Element box records
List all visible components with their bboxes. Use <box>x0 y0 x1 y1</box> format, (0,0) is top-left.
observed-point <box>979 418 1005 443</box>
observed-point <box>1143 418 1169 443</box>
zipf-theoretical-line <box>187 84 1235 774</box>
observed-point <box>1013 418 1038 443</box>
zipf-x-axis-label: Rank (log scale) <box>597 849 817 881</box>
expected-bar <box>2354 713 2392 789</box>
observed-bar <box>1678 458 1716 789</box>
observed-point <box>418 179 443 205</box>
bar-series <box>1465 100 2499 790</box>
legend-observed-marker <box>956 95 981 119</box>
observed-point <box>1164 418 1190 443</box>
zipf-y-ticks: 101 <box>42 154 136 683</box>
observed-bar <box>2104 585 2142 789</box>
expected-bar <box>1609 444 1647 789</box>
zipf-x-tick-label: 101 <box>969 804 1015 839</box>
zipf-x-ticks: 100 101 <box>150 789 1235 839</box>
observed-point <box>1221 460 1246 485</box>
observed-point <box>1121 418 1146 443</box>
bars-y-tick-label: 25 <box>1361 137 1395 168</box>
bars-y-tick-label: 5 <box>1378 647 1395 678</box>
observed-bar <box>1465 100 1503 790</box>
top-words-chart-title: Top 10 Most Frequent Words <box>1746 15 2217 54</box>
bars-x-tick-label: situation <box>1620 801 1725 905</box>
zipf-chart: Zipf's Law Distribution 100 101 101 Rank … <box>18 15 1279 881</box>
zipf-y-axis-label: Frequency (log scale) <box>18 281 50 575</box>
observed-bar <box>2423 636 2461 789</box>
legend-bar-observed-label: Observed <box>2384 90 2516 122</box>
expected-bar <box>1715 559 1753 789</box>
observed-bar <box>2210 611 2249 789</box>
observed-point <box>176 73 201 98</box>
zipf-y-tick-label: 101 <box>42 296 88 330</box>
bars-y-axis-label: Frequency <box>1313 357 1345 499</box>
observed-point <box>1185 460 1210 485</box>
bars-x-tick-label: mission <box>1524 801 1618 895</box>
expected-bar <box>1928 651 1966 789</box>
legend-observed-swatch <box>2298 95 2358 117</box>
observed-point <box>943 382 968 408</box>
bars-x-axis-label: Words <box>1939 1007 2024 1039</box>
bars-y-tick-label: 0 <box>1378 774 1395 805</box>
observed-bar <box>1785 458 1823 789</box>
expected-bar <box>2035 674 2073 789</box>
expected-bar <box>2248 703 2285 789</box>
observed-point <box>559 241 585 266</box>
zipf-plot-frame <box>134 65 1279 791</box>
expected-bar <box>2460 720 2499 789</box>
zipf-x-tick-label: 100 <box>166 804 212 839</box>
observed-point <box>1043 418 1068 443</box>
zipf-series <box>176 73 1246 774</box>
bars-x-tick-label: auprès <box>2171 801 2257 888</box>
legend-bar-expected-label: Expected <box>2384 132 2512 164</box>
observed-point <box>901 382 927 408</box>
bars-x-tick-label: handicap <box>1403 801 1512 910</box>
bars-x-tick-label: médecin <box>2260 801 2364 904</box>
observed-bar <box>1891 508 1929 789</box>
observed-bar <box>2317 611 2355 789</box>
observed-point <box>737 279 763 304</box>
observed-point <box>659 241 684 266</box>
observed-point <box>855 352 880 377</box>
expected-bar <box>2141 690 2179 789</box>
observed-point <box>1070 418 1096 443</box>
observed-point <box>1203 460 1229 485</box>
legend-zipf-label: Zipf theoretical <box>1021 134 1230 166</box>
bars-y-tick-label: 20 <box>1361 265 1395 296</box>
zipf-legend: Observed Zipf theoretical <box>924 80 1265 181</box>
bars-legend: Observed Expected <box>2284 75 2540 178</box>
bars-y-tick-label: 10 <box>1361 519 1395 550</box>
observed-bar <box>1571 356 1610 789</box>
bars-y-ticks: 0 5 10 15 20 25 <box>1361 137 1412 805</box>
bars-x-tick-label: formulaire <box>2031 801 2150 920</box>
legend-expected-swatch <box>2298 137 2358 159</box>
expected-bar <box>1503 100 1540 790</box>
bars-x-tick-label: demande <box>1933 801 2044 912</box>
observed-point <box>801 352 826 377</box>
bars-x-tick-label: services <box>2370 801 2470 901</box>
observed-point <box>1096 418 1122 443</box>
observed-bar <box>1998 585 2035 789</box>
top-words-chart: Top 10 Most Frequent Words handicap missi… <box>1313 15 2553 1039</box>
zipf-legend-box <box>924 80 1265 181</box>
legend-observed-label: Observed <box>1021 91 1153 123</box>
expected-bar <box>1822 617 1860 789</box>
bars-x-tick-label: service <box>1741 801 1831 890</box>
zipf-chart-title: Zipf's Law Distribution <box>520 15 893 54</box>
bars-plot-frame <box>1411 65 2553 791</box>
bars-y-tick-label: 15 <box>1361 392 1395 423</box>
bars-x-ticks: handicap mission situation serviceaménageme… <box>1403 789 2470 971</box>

---

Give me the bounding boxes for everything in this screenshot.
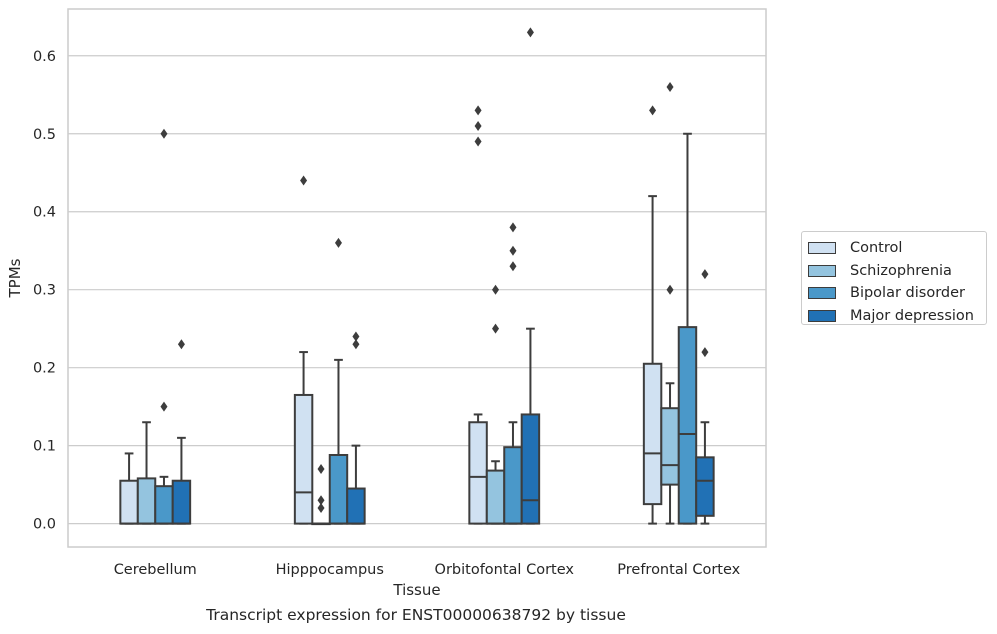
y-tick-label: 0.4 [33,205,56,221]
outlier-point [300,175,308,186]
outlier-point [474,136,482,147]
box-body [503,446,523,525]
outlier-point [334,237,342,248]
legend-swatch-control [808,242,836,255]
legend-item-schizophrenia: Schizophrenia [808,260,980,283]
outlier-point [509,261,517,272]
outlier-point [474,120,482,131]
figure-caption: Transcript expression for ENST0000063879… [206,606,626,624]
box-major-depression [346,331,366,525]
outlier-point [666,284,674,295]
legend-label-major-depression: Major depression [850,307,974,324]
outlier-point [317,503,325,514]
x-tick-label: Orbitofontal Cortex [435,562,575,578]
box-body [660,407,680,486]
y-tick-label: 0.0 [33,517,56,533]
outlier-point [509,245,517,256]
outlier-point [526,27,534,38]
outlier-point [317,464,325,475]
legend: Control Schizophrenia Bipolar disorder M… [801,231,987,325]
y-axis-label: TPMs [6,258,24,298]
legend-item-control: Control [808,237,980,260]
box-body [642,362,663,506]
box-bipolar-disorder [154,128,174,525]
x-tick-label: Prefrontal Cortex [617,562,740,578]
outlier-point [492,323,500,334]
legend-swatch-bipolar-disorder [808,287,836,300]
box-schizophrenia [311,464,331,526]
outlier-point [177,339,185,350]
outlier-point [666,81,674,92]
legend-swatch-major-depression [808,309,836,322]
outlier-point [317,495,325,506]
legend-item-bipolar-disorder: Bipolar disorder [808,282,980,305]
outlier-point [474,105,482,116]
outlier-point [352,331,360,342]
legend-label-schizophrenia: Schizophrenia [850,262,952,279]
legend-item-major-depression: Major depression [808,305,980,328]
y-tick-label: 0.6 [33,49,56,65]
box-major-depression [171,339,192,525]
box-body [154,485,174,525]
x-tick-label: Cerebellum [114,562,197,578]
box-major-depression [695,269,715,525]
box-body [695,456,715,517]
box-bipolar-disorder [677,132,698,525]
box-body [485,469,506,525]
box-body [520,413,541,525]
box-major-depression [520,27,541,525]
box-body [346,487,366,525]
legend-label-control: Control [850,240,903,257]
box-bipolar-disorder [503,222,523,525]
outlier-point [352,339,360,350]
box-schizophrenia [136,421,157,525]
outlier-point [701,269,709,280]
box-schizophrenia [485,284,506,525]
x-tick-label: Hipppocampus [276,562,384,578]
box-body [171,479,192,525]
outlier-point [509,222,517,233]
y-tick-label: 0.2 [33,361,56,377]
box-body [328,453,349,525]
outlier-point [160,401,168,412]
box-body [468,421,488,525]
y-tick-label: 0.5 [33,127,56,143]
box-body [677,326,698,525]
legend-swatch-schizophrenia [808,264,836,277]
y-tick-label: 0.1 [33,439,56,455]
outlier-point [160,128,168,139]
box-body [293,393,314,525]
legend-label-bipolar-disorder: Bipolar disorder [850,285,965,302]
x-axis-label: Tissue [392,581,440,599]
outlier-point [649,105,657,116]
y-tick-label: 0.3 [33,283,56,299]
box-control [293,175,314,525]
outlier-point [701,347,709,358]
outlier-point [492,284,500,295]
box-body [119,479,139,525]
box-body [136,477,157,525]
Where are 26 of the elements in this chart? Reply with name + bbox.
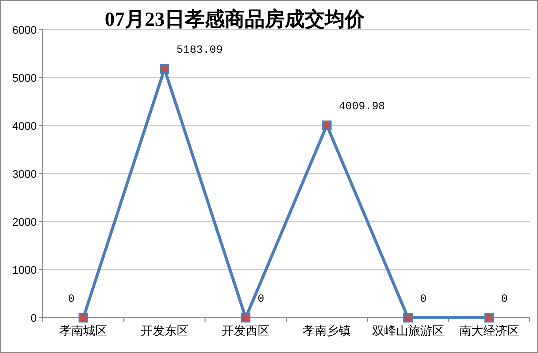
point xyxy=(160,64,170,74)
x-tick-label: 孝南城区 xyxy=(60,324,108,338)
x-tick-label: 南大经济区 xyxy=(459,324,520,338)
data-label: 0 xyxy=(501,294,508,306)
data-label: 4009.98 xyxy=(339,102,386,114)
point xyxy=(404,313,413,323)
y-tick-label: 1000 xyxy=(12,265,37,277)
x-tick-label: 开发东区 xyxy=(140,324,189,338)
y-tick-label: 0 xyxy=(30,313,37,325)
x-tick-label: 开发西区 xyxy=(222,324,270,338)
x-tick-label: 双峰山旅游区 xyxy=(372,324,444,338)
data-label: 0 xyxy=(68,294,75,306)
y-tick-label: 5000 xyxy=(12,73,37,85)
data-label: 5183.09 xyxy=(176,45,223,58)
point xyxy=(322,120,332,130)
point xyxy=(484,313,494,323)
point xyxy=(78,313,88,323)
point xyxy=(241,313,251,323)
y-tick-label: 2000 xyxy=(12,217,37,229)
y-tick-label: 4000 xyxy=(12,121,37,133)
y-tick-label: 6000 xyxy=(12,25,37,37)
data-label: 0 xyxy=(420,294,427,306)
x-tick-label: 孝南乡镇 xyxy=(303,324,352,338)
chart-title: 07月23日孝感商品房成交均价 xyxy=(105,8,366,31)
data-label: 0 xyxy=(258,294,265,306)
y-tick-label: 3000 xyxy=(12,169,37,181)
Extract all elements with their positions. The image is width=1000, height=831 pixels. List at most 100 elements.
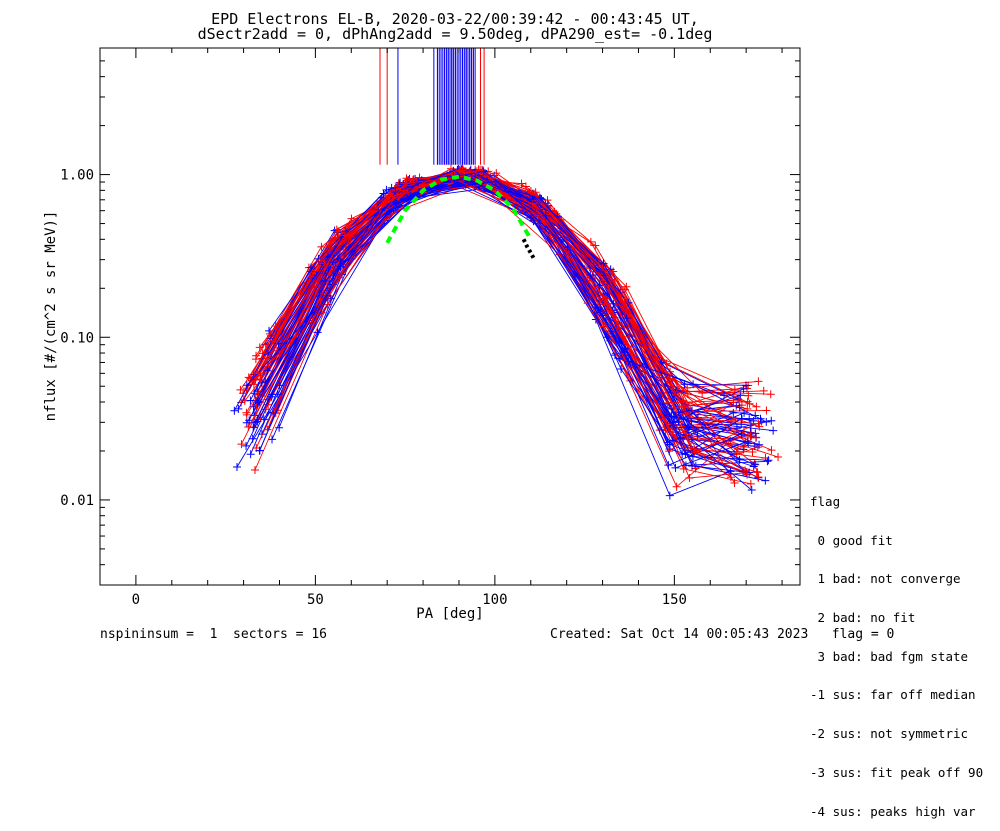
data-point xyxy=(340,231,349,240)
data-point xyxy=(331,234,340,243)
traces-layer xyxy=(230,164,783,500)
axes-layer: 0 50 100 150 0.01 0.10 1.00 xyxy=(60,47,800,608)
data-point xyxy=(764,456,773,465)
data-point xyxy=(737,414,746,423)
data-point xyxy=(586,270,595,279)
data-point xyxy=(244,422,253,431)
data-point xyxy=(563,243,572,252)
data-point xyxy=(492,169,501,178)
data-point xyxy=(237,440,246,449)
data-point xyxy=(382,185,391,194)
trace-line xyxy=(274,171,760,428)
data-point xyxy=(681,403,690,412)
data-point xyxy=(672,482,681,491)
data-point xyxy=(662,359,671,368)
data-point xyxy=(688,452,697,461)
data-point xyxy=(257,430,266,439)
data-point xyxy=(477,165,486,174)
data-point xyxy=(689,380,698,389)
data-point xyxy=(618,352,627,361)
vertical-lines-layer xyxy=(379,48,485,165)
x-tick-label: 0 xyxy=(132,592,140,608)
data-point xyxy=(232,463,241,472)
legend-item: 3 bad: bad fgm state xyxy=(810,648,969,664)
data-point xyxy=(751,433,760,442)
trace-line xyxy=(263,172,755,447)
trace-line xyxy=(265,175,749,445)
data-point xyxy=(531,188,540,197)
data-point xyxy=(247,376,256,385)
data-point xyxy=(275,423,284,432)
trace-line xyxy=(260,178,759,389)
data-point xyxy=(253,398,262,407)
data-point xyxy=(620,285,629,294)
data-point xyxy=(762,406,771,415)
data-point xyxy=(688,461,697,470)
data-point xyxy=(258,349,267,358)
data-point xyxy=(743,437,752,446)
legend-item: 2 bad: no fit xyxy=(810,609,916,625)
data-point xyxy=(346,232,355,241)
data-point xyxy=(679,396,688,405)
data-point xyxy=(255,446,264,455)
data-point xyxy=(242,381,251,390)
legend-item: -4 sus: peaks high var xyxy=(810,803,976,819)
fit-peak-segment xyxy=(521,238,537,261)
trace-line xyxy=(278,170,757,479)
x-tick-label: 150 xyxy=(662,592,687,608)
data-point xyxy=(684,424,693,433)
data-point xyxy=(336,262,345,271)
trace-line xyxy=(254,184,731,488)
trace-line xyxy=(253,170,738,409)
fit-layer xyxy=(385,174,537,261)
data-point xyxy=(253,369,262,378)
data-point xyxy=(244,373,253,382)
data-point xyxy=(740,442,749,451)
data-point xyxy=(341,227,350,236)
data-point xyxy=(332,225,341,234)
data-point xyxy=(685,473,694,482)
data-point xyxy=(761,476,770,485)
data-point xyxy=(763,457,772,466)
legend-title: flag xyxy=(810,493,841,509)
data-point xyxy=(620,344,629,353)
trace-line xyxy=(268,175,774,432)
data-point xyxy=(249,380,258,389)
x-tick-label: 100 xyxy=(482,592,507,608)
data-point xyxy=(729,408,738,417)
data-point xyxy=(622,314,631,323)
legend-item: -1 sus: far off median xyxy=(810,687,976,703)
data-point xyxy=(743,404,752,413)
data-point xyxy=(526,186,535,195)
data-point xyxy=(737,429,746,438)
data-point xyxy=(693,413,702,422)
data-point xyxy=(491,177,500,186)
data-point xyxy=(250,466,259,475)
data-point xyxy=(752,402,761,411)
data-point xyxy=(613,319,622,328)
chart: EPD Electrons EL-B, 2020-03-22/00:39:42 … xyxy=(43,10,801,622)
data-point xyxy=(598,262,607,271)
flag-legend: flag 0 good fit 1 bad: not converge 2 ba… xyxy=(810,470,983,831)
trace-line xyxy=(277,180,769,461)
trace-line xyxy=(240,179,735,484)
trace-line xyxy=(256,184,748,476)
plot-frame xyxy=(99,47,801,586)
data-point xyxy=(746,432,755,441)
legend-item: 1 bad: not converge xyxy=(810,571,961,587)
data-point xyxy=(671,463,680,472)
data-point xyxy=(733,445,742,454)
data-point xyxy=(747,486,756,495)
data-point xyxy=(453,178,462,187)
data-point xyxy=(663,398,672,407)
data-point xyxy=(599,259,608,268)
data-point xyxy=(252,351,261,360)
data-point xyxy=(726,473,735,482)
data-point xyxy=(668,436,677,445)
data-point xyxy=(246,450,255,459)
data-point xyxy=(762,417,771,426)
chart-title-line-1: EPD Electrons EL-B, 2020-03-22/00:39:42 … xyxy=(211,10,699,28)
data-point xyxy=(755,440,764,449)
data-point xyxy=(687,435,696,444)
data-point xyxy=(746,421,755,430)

▶ [Problem to work on]: In the material above, reproduce verbatim the lines starting at the one that contains "data-point xyxy=(340,231,349,240)" and ending after the one that contains "data-point xyxy=(237,440,246,449)".

▶ [Task solution]:
data-point xyxy=(340,231,349,240)
data-point xyxy=(331,234,340,243)
traces-layer xyxy=(230,164,783,500)
axes-layer: 0 50 100 150 0.01 0.10 1.00 xyxy=(60,47,800,608)
data-point xyxy=(764,456,773,465)
data-point xyxy=(737,414,746,423)
data-point xyxy=(586,270,595,279)
data-point xyxy=(244,422,253,431)
data-point xyxy=(563,243,572,252)
data-point xyxy=(492,169,501,178)
data-point xyxy=(237,440,246,449)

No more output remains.